Instructions for the task>
Write out each line exactly as given. Leave the pictures out of your copy.

[Stored records]
★ ★ ★ ★

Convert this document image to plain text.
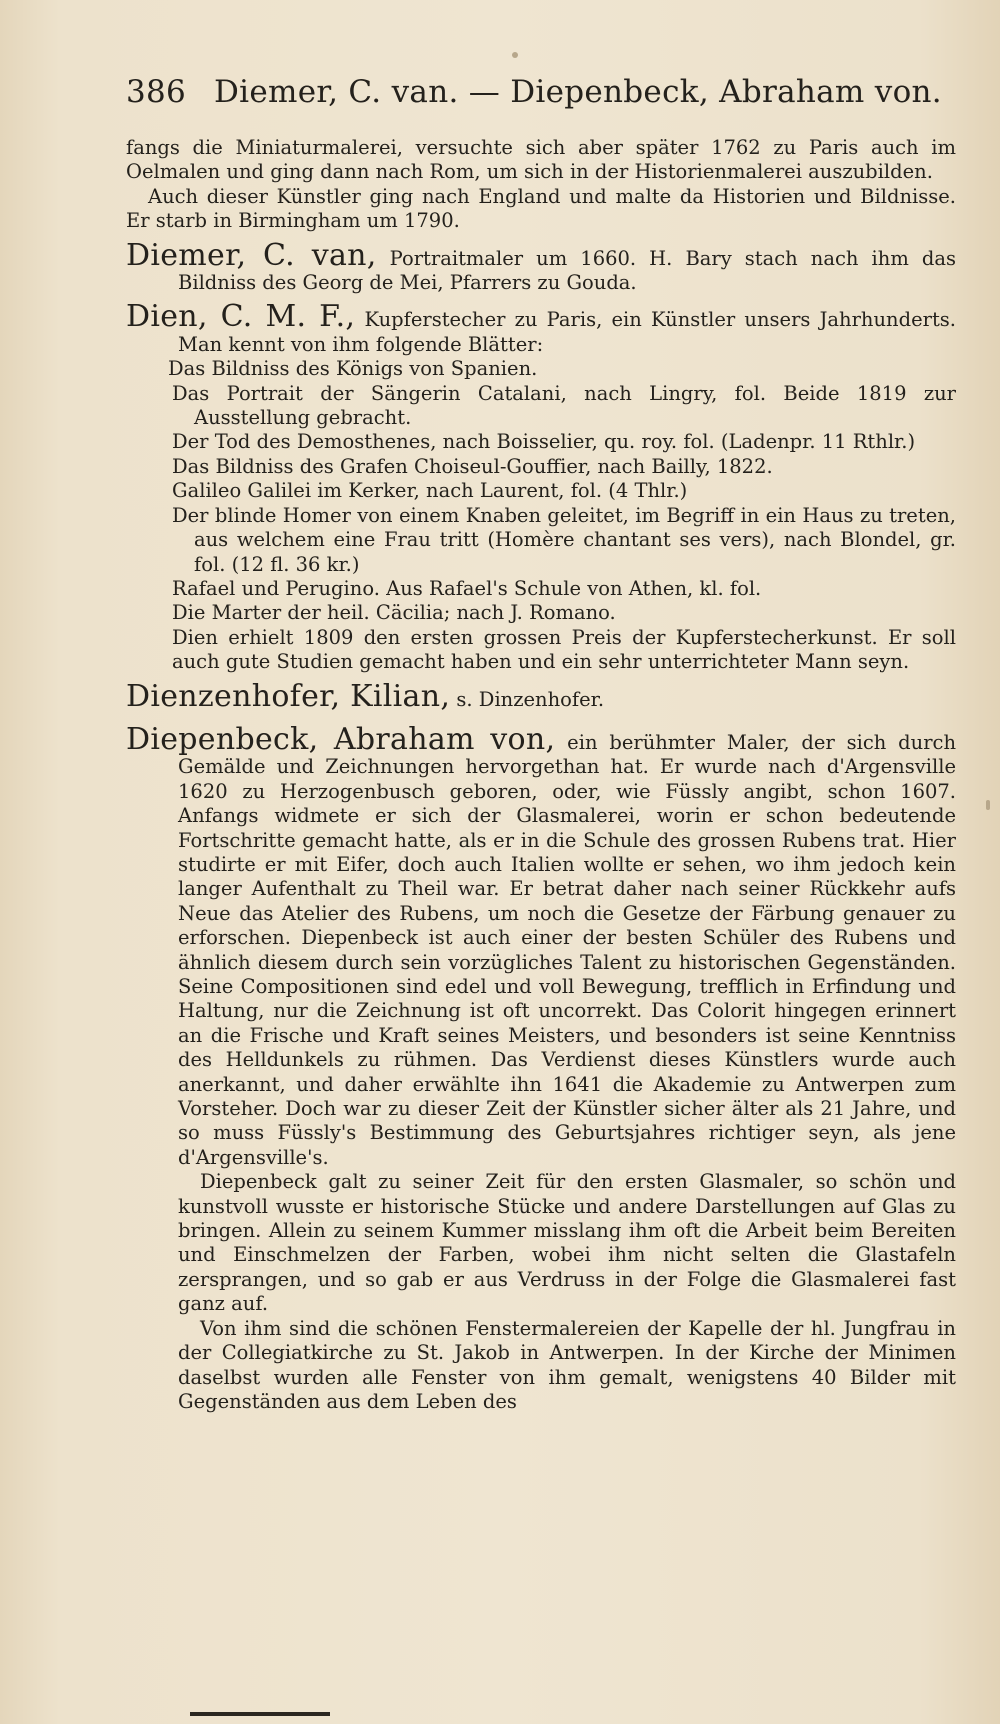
386 Diemer, C. van. — Diepenbeck, Abraham von.

fangs die Miniaturmalerei, versuchte sich aber später 1762 zu Paris auch im Oelmalen und ging dann nach Rom, um sich in der Historienmalerei auszubilden.

Auch dieser Künstler ging nach England und malte da Historien und Bildnisse. Er starb in Birmingham um 1790.

Diemer, C. van, Portraitmaler um 1660. H. Bary stach nach ihm das Bildniss des Georg de Mei, Pfarrers zu Gouda.

Dien, C. M. F., Kupferstecher zu Paris, ein Künstler unsers Jahrhunderts. Man kennt von ihm folgende Blätter:

Das Bildniss des Königs von Spanien.
Das Portrait der Sängerin Catalani, nach Lingry, fol. Beide 1819 zur Ausstellung gebracht.
Der Tod des Demosthenes, nach Boisselier, qu. roy. fol. (Ladenpr. 11 Rthlr.)
Das Bildniss des Grafen Choiseul-Gouffier, nach Bailly, 1822.
Galileo Galilei im Kerker, nach Laurent, fol. (4 Thlr.)
Der blinde Homer von einem Knaben geleitet, im Begriff in ein Haus zu treten, aus welchem eine Frau tritt (Homère chantant ses vers), nach Blondel, gr. fol. (12 fl. 36 kr.)
Rafael und Perugino. Aus Rafael's Schule von Athen, kl. fol.
Die Marter der heil. Cäcilia; nach J. Romano.

Dien erhielt 1809 den ersten grossen Preis der Kupferstecherkunst. Er soll auch gute Studien gemacht haben und ein sehr unterrichteter Mann seyn.

Dienzenhofer, Kilian, s. Dinzenhofer.

Diepenbeck, Abraham von, ein berühmter Maler, der sich durch Gemälde und Zeichnungen hervorgethan hat. Er wurde nach d'Argensville 1620 zu Herzogenbusch geboren, oder, wie Füssly angibt, schon 1607. Anfangs widmete er sich der Glasmalerei, worin er schon bedeutende Fortschritte gemacht hatte, als er in die Schule des grossen Rubens trat. Hier studirte er mit Eifer, doch auch Italien wollte er sehen, wo ihm jedoch kein langer Aufenthalt zu Theil war. Er betrat daher nach seiner Rückkehr aufs Neue das Atelier des Rubens, um noch die Gesetze der Färbung genauer zu erforschen. Diepenbeck ist auch einer der besten Schüler des Rubens und ähnlich diesem durch sein vorzügliches Talent zu historischen Gegenständen. Seine Compositionen sind edel und voll Bewegung, trefflich in Erfindung und Haltung, nur die Zeichnung ist oft uncorrekt. Das Colorit hingegen erinnert an die Frische und Kraft seines Meisters, und besonders ist seine Kenntniss des Helldunkels zu rühmen. Das Verdienst dieses Künstlers wurde auch anerkannt, und daher erwählte ihn 1641 die Akademie zu Antwerpen zum Vorsteher. Doch war zu dieser Zeit der Künstler sicher älter als 21 Jahre, und so muss Füssly's Bestimmung des Geburtsjahres richtiger seyn, als jene d'Argensville's.

Diepenbeck galt zu seiner Zeit für den ersten Glasmaler, so schön und kunstvoll wusste er historische Stücke und andere Darstellungen auf Glas zu bringen. Allein zu seinem Kummer misslang ihm oft die Arbeit beim Bereiten und Einschmelzen der Farben, wobei ihm nicht selten die Glastafeln zersprangen, und so gab er aus Verdruss in der Folge die Glasmalerei fast ganz auf.

Von ihm sind die schönen Fenstermalereien der Kapelle der hl. Jungfrau in der Collegiatkirche zu St. Jakob in Antwerpen. In der Kirche der Minimen daselbst wurden alle Fenster von ihm gemalt, wenigstens 40 Bilder mit Gegenständen aus dem Leben des
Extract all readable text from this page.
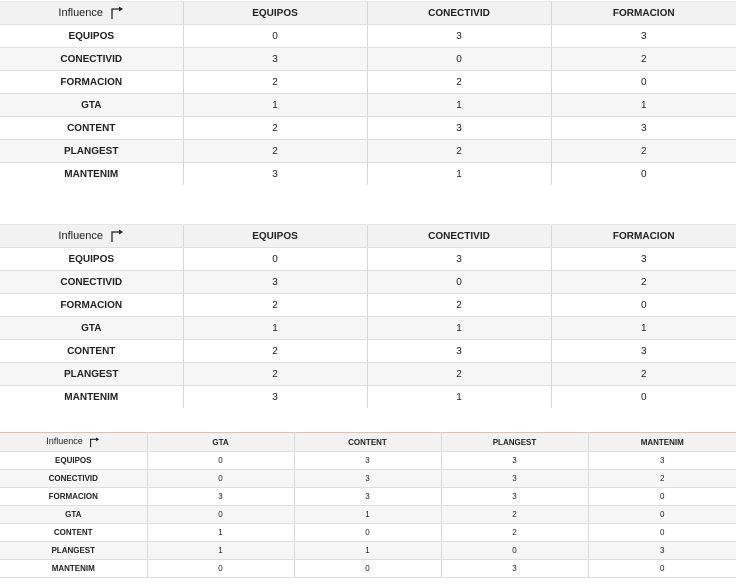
Influence	EQUIPOS	CONECTIVID	FORMACION
EQUIPOS	0	3	3
CONECTIVID	3	0	2
FORMACION	2	2	0
GTA	1	1	1
CONTENT	2	3	3
PLANGEST	2	2	2
MANTENIM	3	1	0
Influence	EQUIPOS	CONECTIVID	FORMACION
EQUIPOS	0	3	3
CONECTIVID	3	0	2
FORMACION	2	2	0
GTA	1	1	1
CONTENT	2	3	3
PLANGEST	2	2	2
MANTENIM	3	1	0
Influence	GTA	CONTENT	PLANGEST	MANTENIM
EQUIPOS	0	3	3	3
CONECTIVID	0	3	3	2
FORMACION	3	3	3	0
GTA	0	1	2	0
CONTENT	1	0	2	0
PLANGEST	1	1	0	3
MANTENIM	0	0	3	0
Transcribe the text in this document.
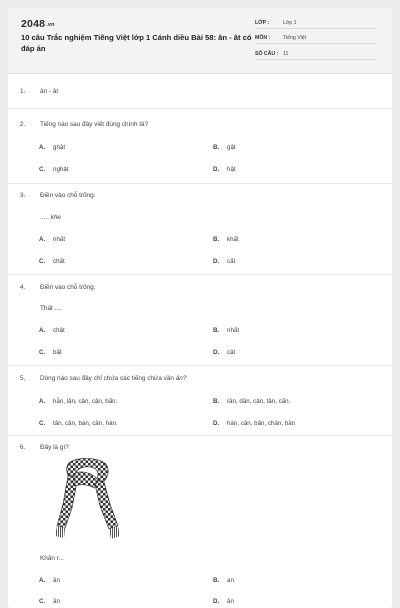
2048.vn
10 câu Trắc nghiệm Tiếng Việt lớp 1 Cánh diều Bài 58: ân - ât có đáp án
LỚP :	Lớp 1
MÔN : Tiếng Việt
SỐ CÂU : 11
1. ân - ât
2. Tiếng nào sau đây viết đúng chính tả?
A. ghật	B. gật
C. nghật	D. hật
3. Điền vào chỗ trống:
..... khe
A. nhất	B. khất
C. chất	D. cất
4. Điền vào chỗ trống:
Thất ....
A. chật	B. nhất
C. bật	D. cật
5. Dòng nào sau đây chỉ chứa các tiếng chứa vần ân?
A. hẫn, lân, cân, cận, bấn.	B. rân, dần, cản, tân, cấn.
C. tân, cân, ban, cản, hàn.	D. hán, cản, bản, chán, bàn
6. Đây là gì?
Khăn r...
A. ân	B. an
C. ăn	D. ân
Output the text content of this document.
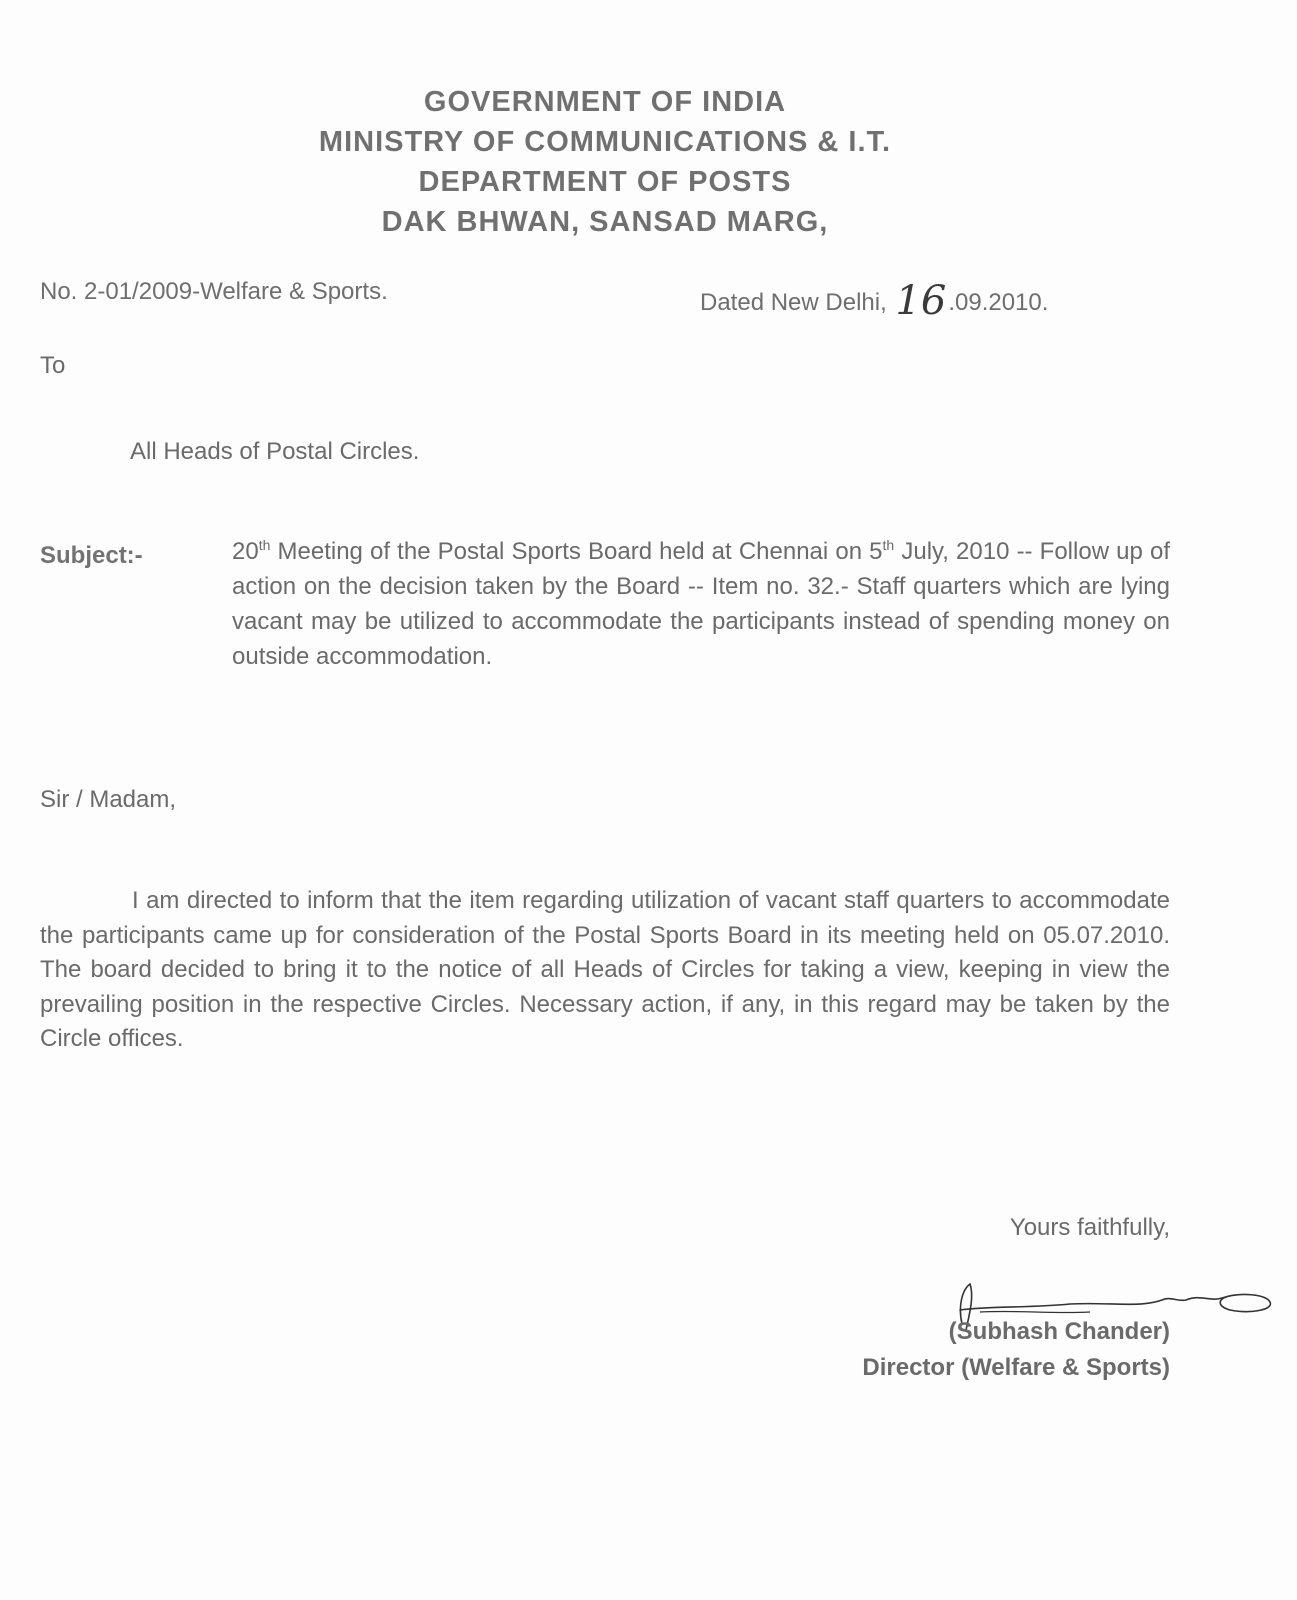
GOVERNMENT OF INDIA
MINISTRY OF COMMUNICATIONS & I.T.
DEPARTMENT OF POSTS
DAK BHWAN, SANSAD MARG,
No. 2-01/2009-Welfare & Sports.	Dated New Delhi, 16.09.2010.
To
All Heads of Postal Circles.
Subject:-	20th Meeting of the Postal Sports Board held at Chennai on 5th July, 2010 -- Follow up of action on the decision taken by the Board -- Item no. 32.- Staff quarters which are lying vacant may be utilized to accommodate the participants instead of spending money on outside accommodation.
Sir / Madam,
I am directed to inform that the item regarding utilization of vacant staff quarters to accommodate the participants came up for consideration of the Postal Sports Board in its meeting held on 05.07.2010. The board decided to bring it to the notice of all Heads of Circles for taking a view, keeping in view the prevailing position in the respective Circles. Necessary action, if any, in this regard may be taken by the Circle offices.
Yours faithfully,
(Subhash Chander)
Director (Welfare & Sports)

★ ★ ★ ★

Answer in full>
Convert this document image to plain text.
386 Diemer, C. van. — Diepenbeck, Abraham von.

fangs die Miniaturmalerei, versuchte sich aber später 1762 zu Paris auch im Oelmalen und ging dann nach Rom, um sich in der Historienmalerei auszubilden.

Auch dieser Künstler ging nach England und malte da Historien und Bildnisse. Er starb in Birmingham um 1790.

Diemer, C. van, Portraitmaler um 1660. H. Bary stach nach ihm das Bildniss des Georg de Mei, Pfarrers zu Gouda.

Dien, C. M. F., Kupferstecher zu Paris, ein Künstler unsers Jahrhunderts. Man kennt von ihm folgende Blätter:

Das Bildniss des Königs von Spanien.
Das Portrait der Sängerin Catalani, nach Lingry, fol. Beide 1819 zur Ausstellung gebracht.
Der Tod des Demosthenes, nach Boisselier, qu. roy. fol. (Ladenpr. 11 Rthlr.)
Das Bildniss des Grafen Choiseul-Gouffier, nach Bailly, 1822.
Galileo Galilei im Kerker, nach Laurent, fol. (4 Thlr.)
Der blinde Homer von einem Knaben geleitet, im Begriff in ein Haus zu treten, aus welchem eine Frau tritt (Homère chantant ses vers), nach Blondel, gr. fol. (12 fl. 36 kr.)
Rafael und Perugino. Aus Rafael's Schule von Athen, kl. fol.
Die Marter der heil. Cäcilia; nach J. Romano.

Dien erhielt 1809 den ersten grossen Preis der Kupferstecherkunst. Er soll auch gute Studien gemacht haben und ein sehr unterrichteter Mann seyn.

Dienzenhofer, Kilian, s. Dinzenhofer.

Diepenbeck, Abraham von, ein berühmter Maler, der sich durch Gemälde und Zeichnungen hervorgethan hat. Er wurde nach d'Argensville 1620 zu Herzogenbusch geboren, oder, wie Füssly angibt, schon 1607. Anfangs widmete er sich der Glasmalerei, worin er schon bedeutende Fortschritte gemacht hatte, als er in die Schule des grossen Rubens trat. Hier studirte er mit Eifer, doch auch Italien wollte er sehen, wo ihm jedoch kein langer Aufenthalt zu Theil war. Er betrat daher nach seiner Rückkehr aufs Neue das Atelier des Rubens, um noch die Gesetze der Färbung genauer zu erforschen. Diepenbeck ist auch einer der besten Schüler des Rubens und ähnlich diesem durch sein vorzügliches Talent zu historischen Gegenständen. Seine Compositionen sind edel und voll Bewegung, trefflich in Erfindung und Haltung, nur die Zeichnung ist oft uncorrekt. Das Colorit hingegen erinnert an die Frische und Kraft seines Meisters, und besonders ist seine Kenntniss des Helldunkels zu rühmen. Das Verdienst dieses Künstlers wurde auch anerkannt, und daher erwählte ihn 1641 die Akademie zu Antwerpen zum Vorsteher. Doch war zu dieser Zeit der Künstler sicher älter als 21 Jahre, und so muss Füssly's Bestimmung des Geburtsjahres richtiger seyn, als jene d'Argensville's.

Diepenbeck galt zu seiner Zeit für den ersten Glasmaler, so schön und kunstvoll wusste er historische Stücke und andere Darstellungen auf Glas zu bringen. Allein zu seinem Kummer misslang ihm oft die Arbeit beim Bereiten und Einschmelzen der Farben, wobei ihm nicht selten die Glastafeln zersprangen, und so gab er aus Verdruss in der Folge die Glasmalerei fast ganz auf.

Von ihm sind die schönen Fenstermalereien der Kapelle der hl. Jungfrau in der Collegiatkirche zu St. Jakob in Antwerpen. In der Kirche der Minimen daselbst wurden alle Fenster von ihm gemalt, wenigstens 40 Bilder mit Gegenständen aus dem Leben des
Extract all readable text from this page.
Influence	EQUIPOS	CONECTIVID	FORMACION
EQUIPOS	0	3	3
CONECTIVID	3	0	2
FORMACION	2	2	0
GTA	1	1	1
CONTENT	2	3	3
PLANGEST	2	2	2
MANTENIM	3	1	0
Influence	EQUIPOS	CONECTIVID	FORMACION
EQUIPOS	0	3	3
CONECTIVID	3	0	2
FORMACION	2	2	0
GTA	1	1	1
CONTENT	2	3	3
PLANGEST	2	2	2
MANTENIM	3	1	0
Influence	GTA	CONTENT	PLANGEST	MANTENIM
EQUIPOS	0	3	3	3
CONECTIVID	0	3	3	2
FORMACION	3	3	3	0
GTA	0	1	2	0
CONTENT	1	0	2	0
PLANGEST	1	1	0	3
MANTENIM	0	0	3	0
Transcribe the text in this document.
2048.vn
10 câu Trắc nghiệm Tiếng Việt lớp 1 Cánh diều Bài 58: ân - ât có đáp án
LỚP :	Lớp 1
MÔN : Tiếng Việt
SỐ CÂU : 11
1. ân - ât
2. Tiếng nào sau đây viết đúng chính tả?
A. ghật	B. gật
C. nghật	D. hật
3. Điền vào chỗ trống:
..... khe
A. nhất	B. khất
C. chất	D. cất
4. Điền vào chỗ trống:
Thất ....
A. chật	B. nhất
C. bật	D. cật
5. Dòng nào sau đây chỉ chứa các tiếng chứa vần ân?
A. hẫn, lân, cân, cận, bấn.	B. rân, dần, cản, tân, cấn.
C. tân, cân, ban, cản, hàn.	D. hán, cản, bản, chán, bàn
6. Đây là gì?
Khăn r...
A. ân	B. an
C. ăn	D. ân
Output the text content of this document.
GOVERNMENT OF INDIA
MINISTRY OF COMMUNICATIONS & I.T.
DEPARTMENT OF POSTS
DAK BHWAN, SANSAD MARG,
No. 2-01/2009-Welfare & Sports.	Dated New Delhi, 16.09.2010.
To
All Heads of Postal Circles.
Subject:-	20th Meeting of the Postal Sports Board held at Chennai on 5th July, 2010 -- Follow up of action on the decision taken by the Board -- Item no. 32.- Staff quarters which are lying vacant may be utilized to accommodate the participants instead of spending money on outside accommodation.
Sir / Madam,
I am directed to inform that the item regarding utilization of vacant staff quarters to accommodate the participants came up for consideration of the Postal Sports Board in its meeting held on 05.07.2010. The board decided to bring it to the notice of all Heads of Circles for taking a view, keeping in view the prevailing position in the respective Circles. Necessary action, if any, in this regard may be taken by the Circle offices.
Yours faithfully,
(Subhash Chander)
Director (Welfare & Sports)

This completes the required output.